* [DIRECTION]: Search the data below for the string "System". Extract every line that contains it.

>>

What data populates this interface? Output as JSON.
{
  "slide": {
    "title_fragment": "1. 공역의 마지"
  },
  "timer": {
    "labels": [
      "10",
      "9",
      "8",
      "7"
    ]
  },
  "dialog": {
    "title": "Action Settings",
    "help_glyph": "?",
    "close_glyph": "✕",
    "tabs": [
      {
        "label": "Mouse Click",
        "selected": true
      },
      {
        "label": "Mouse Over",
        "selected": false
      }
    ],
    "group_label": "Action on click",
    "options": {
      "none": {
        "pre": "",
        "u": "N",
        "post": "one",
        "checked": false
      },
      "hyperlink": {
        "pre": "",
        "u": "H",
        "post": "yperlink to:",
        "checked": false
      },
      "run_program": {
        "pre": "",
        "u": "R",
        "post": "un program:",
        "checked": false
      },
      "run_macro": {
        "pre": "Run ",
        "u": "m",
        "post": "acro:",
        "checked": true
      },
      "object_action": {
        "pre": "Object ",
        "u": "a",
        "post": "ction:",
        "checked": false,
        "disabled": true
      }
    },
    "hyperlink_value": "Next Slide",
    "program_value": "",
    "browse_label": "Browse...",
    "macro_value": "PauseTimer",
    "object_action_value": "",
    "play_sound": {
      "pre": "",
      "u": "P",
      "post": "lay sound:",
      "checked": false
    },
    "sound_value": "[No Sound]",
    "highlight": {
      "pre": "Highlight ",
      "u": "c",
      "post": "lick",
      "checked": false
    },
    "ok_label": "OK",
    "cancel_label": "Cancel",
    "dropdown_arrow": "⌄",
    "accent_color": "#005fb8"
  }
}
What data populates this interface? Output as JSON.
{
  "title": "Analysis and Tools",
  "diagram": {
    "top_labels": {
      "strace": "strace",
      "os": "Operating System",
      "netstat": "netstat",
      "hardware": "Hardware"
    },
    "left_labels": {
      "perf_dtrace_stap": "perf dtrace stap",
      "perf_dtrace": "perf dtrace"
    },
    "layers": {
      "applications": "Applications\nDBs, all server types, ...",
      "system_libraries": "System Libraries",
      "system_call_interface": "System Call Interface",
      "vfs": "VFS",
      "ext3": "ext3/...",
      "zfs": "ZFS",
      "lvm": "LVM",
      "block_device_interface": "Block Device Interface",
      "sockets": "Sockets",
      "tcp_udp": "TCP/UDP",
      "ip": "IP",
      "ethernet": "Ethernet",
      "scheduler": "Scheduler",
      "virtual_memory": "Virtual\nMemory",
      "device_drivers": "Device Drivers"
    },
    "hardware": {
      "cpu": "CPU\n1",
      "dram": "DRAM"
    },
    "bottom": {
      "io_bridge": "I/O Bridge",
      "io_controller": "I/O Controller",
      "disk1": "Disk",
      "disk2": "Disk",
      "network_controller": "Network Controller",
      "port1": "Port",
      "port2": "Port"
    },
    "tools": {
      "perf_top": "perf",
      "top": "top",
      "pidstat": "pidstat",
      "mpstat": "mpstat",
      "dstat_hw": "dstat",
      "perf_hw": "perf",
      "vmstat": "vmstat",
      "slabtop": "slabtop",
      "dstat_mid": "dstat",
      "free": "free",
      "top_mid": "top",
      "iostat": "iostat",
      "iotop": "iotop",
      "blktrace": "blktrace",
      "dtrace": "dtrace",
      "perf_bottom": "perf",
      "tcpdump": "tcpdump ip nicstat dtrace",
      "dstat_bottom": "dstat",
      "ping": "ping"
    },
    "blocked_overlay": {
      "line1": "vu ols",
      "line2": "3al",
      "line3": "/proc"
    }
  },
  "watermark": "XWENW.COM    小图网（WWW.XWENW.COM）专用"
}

<<

* [OUTPUT FOR THIS EXERCISE]:
      "os": "Operating System",
      "system_libraries": "System Libraries",
      "system_call_interface": "System Call Interface",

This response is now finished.